**Aim:**
Report all lines holding "打车至酒店".

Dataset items
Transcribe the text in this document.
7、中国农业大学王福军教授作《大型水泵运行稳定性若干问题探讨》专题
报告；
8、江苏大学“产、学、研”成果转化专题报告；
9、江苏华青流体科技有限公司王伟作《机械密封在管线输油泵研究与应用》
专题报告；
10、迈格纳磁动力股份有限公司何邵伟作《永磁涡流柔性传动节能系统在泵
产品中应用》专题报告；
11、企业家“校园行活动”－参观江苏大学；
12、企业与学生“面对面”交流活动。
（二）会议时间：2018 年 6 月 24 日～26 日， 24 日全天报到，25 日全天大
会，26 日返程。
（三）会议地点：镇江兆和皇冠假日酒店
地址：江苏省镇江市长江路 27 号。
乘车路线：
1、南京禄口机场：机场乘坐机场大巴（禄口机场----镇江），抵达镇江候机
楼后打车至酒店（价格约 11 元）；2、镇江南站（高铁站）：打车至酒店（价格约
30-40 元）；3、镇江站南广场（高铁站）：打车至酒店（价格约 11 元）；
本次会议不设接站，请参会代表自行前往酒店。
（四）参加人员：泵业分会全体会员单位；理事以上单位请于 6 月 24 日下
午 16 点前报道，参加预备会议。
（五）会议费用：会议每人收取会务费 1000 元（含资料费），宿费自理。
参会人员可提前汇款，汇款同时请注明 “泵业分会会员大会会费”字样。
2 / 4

**Written response:**
楼后打车至酒店（价格约 11 元）；2、镇江南站（高铁站）：打车至酒店（价格约
30-40 元）；3、镇江站南广场（高铁站）：打车至酒店（价格约 11 元）；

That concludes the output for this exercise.